DIRECTIONS FOR THIS TASK
In the material below, identify each line bearing the word "Kindle本". Reproduce those lines.

ENTRIES SUPPLIED
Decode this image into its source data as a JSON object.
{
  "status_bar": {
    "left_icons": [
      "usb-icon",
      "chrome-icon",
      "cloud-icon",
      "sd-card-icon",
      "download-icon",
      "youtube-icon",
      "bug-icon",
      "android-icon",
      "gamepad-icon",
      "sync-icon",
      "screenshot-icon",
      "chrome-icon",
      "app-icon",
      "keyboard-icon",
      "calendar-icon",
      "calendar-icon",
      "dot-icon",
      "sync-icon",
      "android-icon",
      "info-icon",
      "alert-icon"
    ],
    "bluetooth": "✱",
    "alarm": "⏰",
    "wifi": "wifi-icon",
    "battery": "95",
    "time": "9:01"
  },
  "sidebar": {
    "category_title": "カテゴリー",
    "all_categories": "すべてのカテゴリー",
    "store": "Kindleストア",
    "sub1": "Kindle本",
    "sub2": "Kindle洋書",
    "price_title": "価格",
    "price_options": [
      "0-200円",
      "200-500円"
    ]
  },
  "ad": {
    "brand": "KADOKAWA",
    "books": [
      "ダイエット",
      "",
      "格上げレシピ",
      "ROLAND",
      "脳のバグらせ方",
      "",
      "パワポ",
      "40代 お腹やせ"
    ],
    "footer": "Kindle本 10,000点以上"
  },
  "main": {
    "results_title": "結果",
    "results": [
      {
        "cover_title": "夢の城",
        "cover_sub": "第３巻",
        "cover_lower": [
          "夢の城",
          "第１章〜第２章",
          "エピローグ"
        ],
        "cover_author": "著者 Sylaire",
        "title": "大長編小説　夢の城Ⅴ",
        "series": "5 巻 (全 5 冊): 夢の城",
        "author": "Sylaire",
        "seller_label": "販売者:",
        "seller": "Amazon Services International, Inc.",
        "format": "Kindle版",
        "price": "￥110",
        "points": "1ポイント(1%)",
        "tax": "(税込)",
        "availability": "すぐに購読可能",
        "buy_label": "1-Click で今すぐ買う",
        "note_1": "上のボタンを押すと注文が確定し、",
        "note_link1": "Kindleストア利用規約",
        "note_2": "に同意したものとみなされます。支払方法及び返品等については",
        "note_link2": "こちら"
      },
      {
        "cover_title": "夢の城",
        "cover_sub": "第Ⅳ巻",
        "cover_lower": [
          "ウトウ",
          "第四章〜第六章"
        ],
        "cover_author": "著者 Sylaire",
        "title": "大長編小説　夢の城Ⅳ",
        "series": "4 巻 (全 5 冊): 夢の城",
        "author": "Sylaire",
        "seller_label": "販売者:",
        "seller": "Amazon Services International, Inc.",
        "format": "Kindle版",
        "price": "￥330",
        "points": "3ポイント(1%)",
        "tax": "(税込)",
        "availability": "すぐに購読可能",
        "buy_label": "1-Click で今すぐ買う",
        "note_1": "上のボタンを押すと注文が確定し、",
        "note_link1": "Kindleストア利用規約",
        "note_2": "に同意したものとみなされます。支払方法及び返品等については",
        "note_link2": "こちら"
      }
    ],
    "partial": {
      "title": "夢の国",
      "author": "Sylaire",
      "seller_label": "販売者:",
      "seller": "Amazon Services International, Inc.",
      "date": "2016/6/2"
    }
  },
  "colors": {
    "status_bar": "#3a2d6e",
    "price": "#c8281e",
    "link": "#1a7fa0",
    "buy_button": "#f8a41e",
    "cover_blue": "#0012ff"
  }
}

--

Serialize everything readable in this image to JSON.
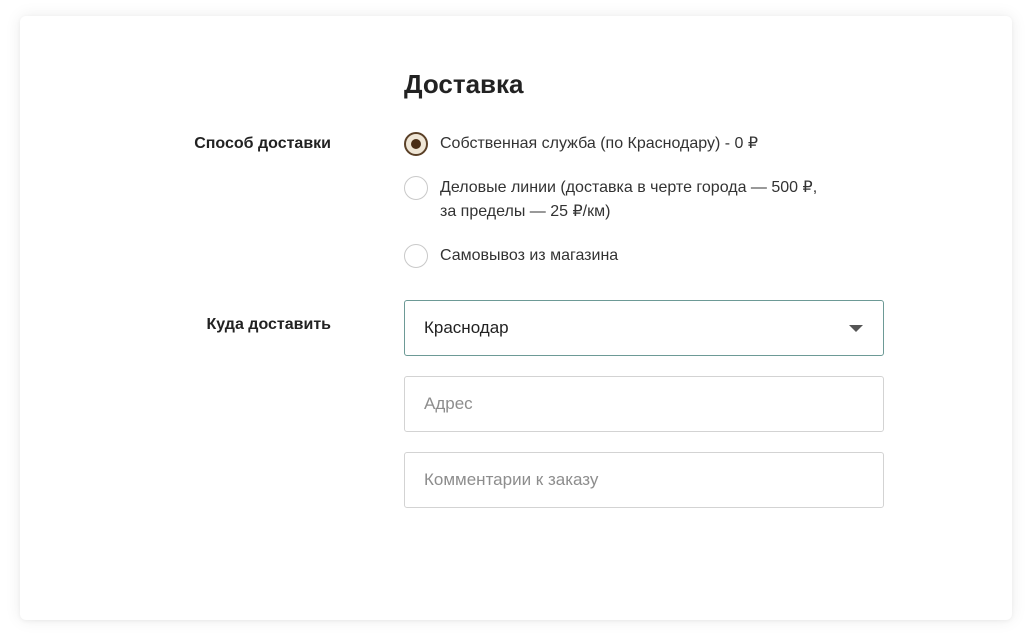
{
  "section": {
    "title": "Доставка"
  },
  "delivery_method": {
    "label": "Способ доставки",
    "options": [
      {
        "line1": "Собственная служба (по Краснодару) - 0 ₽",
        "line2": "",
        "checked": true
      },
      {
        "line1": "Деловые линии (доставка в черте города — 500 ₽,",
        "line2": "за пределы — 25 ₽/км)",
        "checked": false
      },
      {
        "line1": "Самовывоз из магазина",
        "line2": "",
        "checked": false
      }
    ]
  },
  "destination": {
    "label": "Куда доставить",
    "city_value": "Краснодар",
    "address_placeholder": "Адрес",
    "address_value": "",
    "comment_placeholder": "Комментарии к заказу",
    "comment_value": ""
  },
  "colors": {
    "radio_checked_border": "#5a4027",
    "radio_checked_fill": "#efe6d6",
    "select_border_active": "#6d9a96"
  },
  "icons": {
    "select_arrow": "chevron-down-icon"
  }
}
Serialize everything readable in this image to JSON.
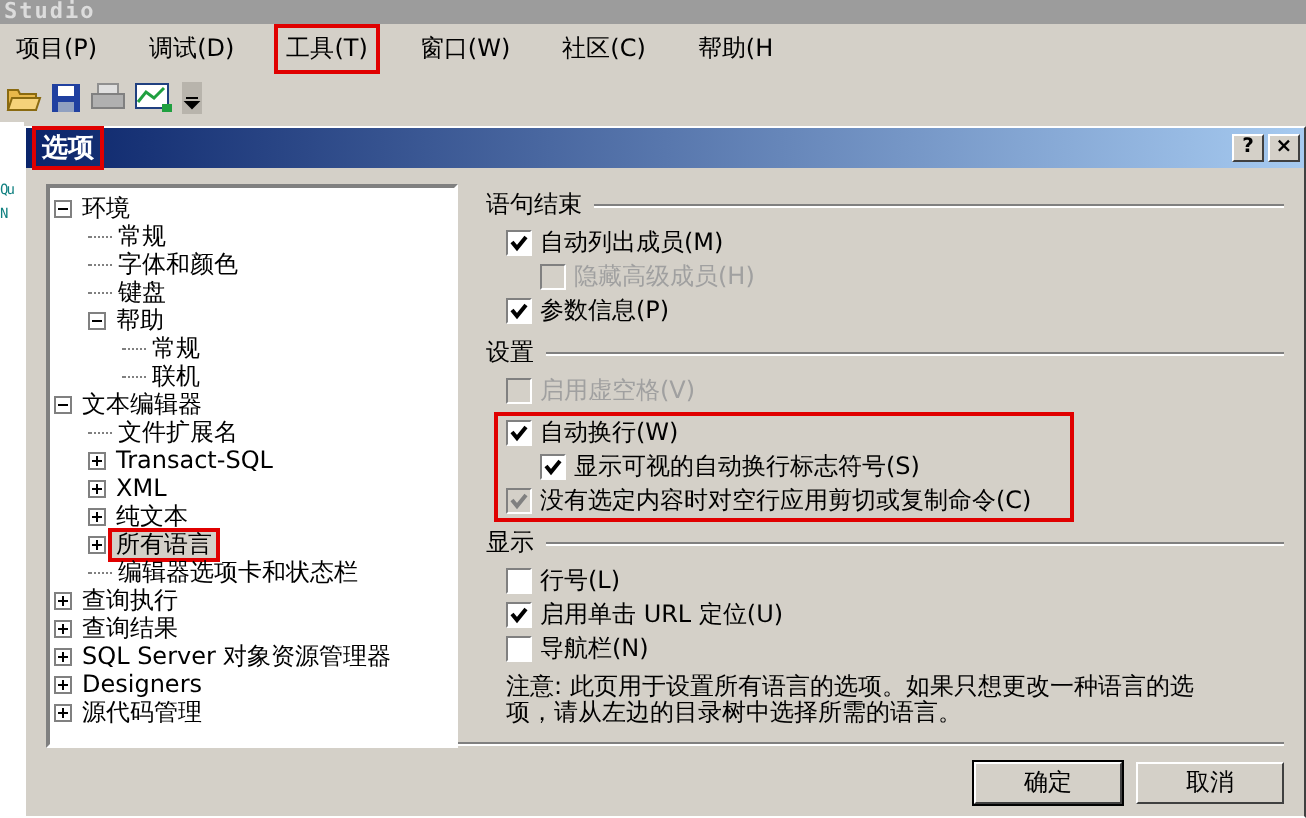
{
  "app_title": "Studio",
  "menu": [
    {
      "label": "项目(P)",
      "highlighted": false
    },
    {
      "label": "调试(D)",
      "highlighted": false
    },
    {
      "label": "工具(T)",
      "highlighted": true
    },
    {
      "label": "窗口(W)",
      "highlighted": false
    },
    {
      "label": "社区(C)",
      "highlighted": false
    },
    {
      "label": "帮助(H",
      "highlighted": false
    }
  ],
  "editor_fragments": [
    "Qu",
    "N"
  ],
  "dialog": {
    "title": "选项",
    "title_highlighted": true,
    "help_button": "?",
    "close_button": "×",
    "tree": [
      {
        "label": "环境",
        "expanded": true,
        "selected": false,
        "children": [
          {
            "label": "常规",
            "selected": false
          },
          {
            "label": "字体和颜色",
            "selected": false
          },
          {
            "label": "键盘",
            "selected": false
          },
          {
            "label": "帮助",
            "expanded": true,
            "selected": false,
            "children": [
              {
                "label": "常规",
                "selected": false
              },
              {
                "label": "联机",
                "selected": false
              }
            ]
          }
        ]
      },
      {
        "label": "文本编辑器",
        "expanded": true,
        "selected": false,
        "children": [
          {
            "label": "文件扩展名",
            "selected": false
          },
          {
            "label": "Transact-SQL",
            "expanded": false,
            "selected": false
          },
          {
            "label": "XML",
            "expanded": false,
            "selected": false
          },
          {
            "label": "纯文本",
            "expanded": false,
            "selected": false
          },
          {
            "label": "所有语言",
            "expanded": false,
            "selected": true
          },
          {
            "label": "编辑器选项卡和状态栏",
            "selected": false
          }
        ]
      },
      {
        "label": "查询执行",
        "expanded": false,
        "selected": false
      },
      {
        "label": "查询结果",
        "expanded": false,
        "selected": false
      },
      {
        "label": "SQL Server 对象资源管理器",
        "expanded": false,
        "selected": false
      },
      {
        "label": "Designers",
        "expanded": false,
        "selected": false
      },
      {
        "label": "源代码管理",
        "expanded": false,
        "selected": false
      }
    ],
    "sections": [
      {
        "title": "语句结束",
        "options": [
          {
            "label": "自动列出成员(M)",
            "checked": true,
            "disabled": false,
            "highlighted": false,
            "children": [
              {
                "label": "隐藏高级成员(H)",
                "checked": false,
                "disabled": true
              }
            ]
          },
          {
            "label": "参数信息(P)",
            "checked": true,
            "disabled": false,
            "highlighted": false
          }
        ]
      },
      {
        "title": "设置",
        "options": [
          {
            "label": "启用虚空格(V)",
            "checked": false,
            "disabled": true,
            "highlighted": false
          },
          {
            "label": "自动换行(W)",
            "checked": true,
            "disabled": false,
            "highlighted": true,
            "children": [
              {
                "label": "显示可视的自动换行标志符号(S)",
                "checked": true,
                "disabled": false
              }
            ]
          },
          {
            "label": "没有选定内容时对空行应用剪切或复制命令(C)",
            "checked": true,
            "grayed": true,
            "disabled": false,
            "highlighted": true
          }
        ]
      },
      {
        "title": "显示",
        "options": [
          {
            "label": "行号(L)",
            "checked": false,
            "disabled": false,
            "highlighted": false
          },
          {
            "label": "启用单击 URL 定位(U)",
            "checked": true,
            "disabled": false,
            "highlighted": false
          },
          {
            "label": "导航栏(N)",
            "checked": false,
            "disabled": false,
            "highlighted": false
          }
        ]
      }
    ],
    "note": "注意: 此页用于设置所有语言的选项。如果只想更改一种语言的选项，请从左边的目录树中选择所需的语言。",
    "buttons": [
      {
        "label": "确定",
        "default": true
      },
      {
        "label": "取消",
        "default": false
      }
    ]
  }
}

ANSWER IN FULL
    "sub1": "Kindle本",
    "footer": "Kindle本 10,000点以上"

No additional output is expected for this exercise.